**SUPPLIED INFORMATION**
###

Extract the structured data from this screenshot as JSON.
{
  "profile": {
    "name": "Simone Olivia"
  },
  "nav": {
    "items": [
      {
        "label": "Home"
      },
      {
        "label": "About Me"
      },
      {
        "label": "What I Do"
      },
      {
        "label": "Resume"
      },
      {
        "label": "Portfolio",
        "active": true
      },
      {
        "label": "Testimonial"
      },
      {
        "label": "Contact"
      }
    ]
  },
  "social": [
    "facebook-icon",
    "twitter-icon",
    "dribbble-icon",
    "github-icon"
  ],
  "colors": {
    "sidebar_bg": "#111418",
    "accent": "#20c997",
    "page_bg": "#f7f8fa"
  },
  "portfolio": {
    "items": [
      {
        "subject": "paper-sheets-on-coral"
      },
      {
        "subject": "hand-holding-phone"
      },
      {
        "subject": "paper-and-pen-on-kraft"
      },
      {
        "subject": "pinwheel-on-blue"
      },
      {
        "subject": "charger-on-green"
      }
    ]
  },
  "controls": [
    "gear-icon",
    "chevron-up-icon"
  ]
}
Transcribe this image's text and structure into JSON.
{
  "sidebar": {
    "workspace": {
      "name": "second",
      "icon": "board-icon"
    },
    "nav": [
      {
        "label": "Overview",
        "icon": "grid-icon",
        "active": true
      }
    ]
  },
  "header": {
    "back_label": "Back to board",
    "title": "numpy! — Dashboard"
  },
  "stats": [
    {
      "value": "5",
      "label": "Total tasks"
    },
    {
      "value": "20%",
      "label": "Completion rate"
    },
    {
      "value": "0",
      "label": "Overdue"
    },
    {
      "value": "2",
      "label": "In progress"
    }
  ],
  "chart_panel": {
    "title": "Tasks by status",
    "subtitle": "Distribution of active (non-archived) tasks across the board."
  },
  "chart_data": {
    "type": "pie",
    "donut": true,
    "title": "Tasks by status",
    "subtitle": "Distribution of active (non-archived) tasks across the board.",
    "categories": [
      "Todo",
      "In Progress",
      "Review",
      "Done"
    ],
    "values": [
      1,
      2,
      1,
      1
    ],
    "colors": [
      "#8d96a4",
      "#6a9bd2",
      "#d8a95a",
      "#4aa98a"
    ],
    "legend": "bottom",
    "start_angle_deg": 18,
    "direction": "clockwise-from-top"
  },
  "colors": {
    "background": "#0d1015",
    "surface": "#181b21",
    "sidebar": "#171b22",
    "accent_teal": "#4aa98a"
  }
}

###

**TASK OBJECTIVE**
Filter the listing for the word "JSON" and copy every line that holds it.

**SOLVED EXERCISE**
Extract the structured data from this screenshot as JSON.
Transcribe this image's text and structure into JSON.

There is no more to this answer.